SET PROBLEM:
Repeat the data below exactly, dropping any pictures it holds.

AVAILABLE DATA:
"""
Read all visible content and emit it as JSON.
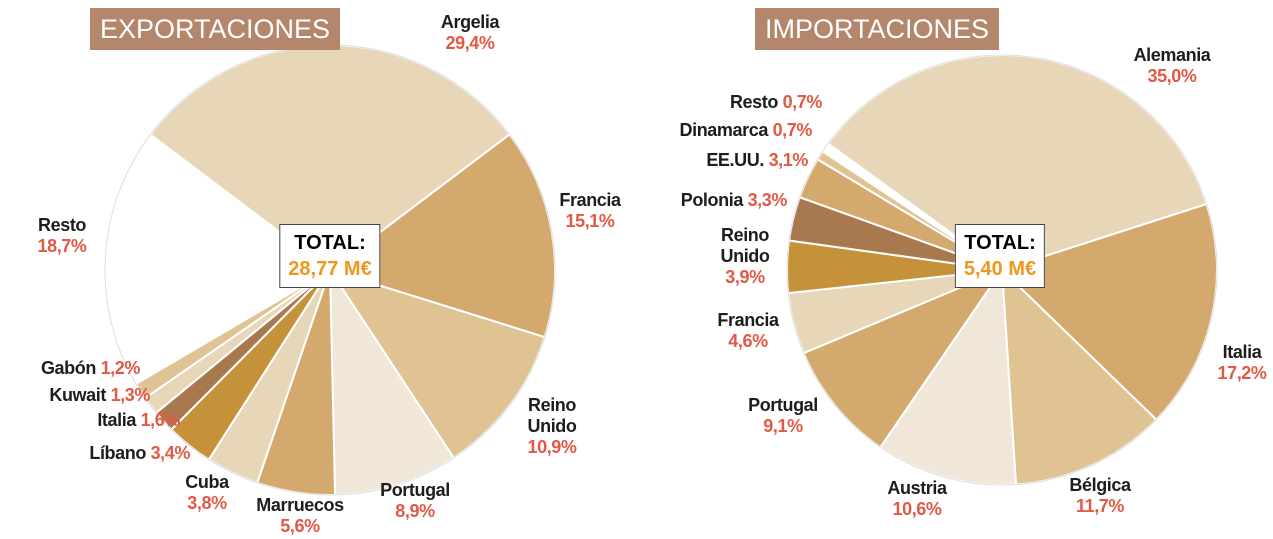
{
  "chart_data": [
    {
      "type": "pie",
      "title": "EXPORTACIONES",
      "total_label": "TOTAL:",
      "total_value": "28,77 M€",
      "categories": [
        "Argelia",
        "Francia",
        "Reino Unido",
        "Portugal",
        "Marruecos",
        "Cuba",
        "Líbano",
        "Italia",
        "Kuwait",
        "Gabón",
        "Resto"
      ],
      "values": [
        29.4,
        15.1,
        10.9,
        8.9,
        5.6,
        3.8,
        3.4,
        1.6,
        1.3,
        1.2,
        18.7
      ],
      "value_labels": [
        "29,4%",
        "15,1%",
        "10,9%",
        "8,9%",
        "5,6%",
        "3,8%",
        "3,4%",
        "1,6%",
        "1,3%",
        "1,2%",
        "18,7%"
      ],
      "colors": [
        "#e8d6b8",
        "#d3a96e",
        "#dfc393",
        "#f1e7d9",
        "#d3a96e",
        "#e8d6b8",
        "#c5923a",
        "#a8794f",
        "#e8d6b8",
        "#dfc393",
        "#ffffff"
      ]
    },
    {
      "type": "pie",
      "title": "IMPORTACIONES",
      "total_label": "TOTAL:",
      "total_value": "5,40 M€",
      "categories": [
        "Alemania",
        "Italia",
        "Bélgica",
        "Austria",
        "Portugal",
        "Francia",
        "Reino Unido",
        "Polonia",
        "EE.UU.",
        "Dinamarca",
        "Resto"
      ],
      "values": [
        35.0,
        17.2,
        11.7,
        10.6,
        9.1,
        4.6,
        3.9,
        3.3,
        3.1,
        0.7,
        0.7
      ],
      "value_labels": [
        "35,0%",
        "17,2%",
        "11,7%",
        "10,6%",
        "9,1%",
        "4,6%",
        "3,9%",
        "3,3%",
        "3,1%",
        "0,7%",
        "0,7%"
      ],
      "colors": [
        "#e8d6b8",
        "#d3a96e",
        "#dfc393",
        "#f1e7d9",
        "#d3a96e",
        "#e8d6b8",
        "#c5923a",
        "#a8794f",
        "#d3a96e",
        "#dfc393",
        "#ffffff"
      ]
    }
  ]
}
"""
FINAL RESULT:
Read all visible content and emit it as JSON.
{
  "chart_data": [
    {
      "type": "pie",
      "title": "EXPORTACIONES",
      "total_label": "TOTAL:",
      "total_value": "28,77 M€",
      "categories": [
        "Argelia",
        "Francia",
        "Reino Unido",
        "Portugal",
        "Marruecos",
        "Cuba",
        "Líbano",
        "Italia",
        "Kuwait",
        "Gabón",
        "Resto"
      ],
      "values": [
        29.4,
        15.1,
        10.9,
        8.9,
        5.6,
        3.8,
        3.4,
        1.6,
        1.3,
        1.2,
        18.7
      ],
      "value_labels": [
        "29,4%",
        "15,1%",
        "10,9%",
        "8,9%",
        "5,6%",
        "3,8%",
        "3,4%",
        "1,6%",
        "1,3%",
        "1,2%",
        "18,7%"
      ],
      "colors": [
        "#e8d6b8",
        "#d3a96e",
        "#dfc393",
        "#f1e7d9",
        "#d3a96e",
        "#e8d6b8",
        "#c5923a",
        "#a8794f",
        "#e8d6b8",
        "#dfc393",
        "#ffffff"
      ]
    },
    {
      "type": "pie",
      "title": "IMPORTACIONES",
      "total_label": "TOTAL:",
      "total_value": "5,40 M€",
      "categories": [
        "Alemania",
        "Italia",
        "Bélgica",
        "Austria",
        "Portugal",
        "Francia",
        "Reino Unido",
        "Polonia",
        "EE.UU.",
        "Dinamarca",
        "Resto"
      ],
      "values": [
        35.0,
        17.2,
        11.7,
        10.6,
        9.1,
        4.6,
        3.9,
        3.3,
        3.1,
        0.7,
        0.7
      ],
      "value_labels": [
        "35,0%",
        "17,2%",
        "11,7%",
        "10,6%",
        "9,1%",
        "4,6%",
        "3,9%",
        "3,3%",
        "3,1%",
        "0,7%",
        "0,7%"
      ],
      "colors": [
        "#e8d6b8",
        "#d3a96e",
        "#dfc393",
        "#f1e7d9",
        "#d3a96e",
        "#e8d6b8",
        "#c5923a",
        "#a8794f",
        "#d3a96e",
        "#dfc393",
        "#ffffff"
      ]
    }
  ]
}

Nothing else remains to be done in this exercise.